• Instructions to follow: Read the material below and tally how many lines hold the word "Ростовская", giving the number and nothing else.

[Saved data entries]
····················

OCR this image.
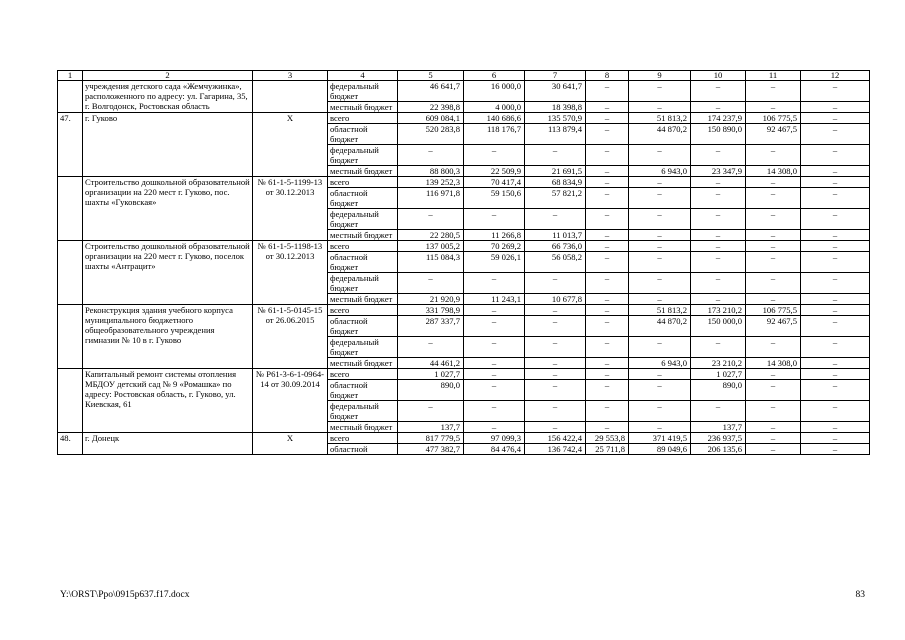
1	2	3	4	5	6	7	8	9	10	11	12
	учреждения детского сада «Жемчужинка», расположенного по адресу: ул. Гагарина, 35, г. Волгодонск, Ростовская область		федеральный бюджет	46 641,7	16 000,0	30 641,7	–	–	–	–	–
			местный бюджет	22 398,8	4 000,0	18 398,8	–	–	–	–	–
47.	г. Гуково	Х	всего	609 084,1	140 686,6	135 570,9	–	51 813,2	174 237,9	106 775,5	–
			областной бюджет	520 283,8	118 176,7	113 879,4	–	44 870,2	150 890,0	92 467,5	–
			федеральный бюджет	–	–	–	–	–	–	–	–
			местный бюджет	88 800,3	22 509,9	21 691,5	–	6 943,0	23 347,9	14 308,0	–
	Строительство дошкольной образовательной организации на 220 мест г. Гуково, пос. шахты «Гуковская»	№ 61-1-5-1199-13 от 30.12.2013	всего	139 252,3	70 417,4	68 834,9	–	–	–	–	–
			областной бюджет	116 971,8	59 150,6	57 821,2	–	–	–	–	–
			федеральный бюджет	–	–	–	–	–	–	–	–
			местный бюджет	22 280,5	11 266,8	11 013,7	–	–	–	–	–
	Строительство дошкольной образовательной организации на 220 мест г. Гуково, поселок шахты «Антрацит»	№ 61-1-5-1198-13 от 30.12.2013	всего	137 005,2	70 269,2	66 736,0	–	–	–	–	–
			областной бюджет	115 084,3	59 026,1	56 058,2	–	–	–	–	–
			федеральный бюджет	–	–	–	–	–	–	–	–
			местный бюджет	21 920,9	11 243,1	10 677,8	–	–	–	–	–
	Реконструкция здания учебного корпуса муниципального бюджетного общеобразовательного учреждения гимназии № 10 в г. Гуково	№ 61-1-5-0145-15 от 26.06.2015	всего	331 798,9	–	–	–	51 813,2	173 210,2	106 775,5	–
			областной бюджет	287 337,7	–	–	–	44 870,2	150 000,0	92 467,5	–
			федеральный бюджет	–	–	–	–	–	–	–	–
			местный бюджет	44 461,2	–	–	–	6 943,0	23 210,2	14 308,0	–
	Капитальный ремонт системы отопления МБДОУ детский сад № 9 «Ромашка» по адресу: Ростовская область, г. Гуково, ул. Киевская, 61	№ Р61-3-6-1-0964-14 от 30.09.2014	всего	1 027,7	–	–	–	–	1 027,7	–	–
			областной бюджет	890,0	–	–	–	–	890,0	–	–
			федеральный бюджет	–	–	–	–	–	–	–	–
			местный бюджет	137,7	–	–	–	–	137,7	–	–
48.	г. Донецк	Х	всего	817 779,5	97 099,3	156 422,4	29 553,8	371 419,5	236 937,5	–	–
			областной	477 382,7	84 476,4	136 742,4	25 711,8	89 049,6	206 135,6	–	–
Y:\ORST\Ppo\0915p637.f17.docx	83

····················

• Reply to the task: 2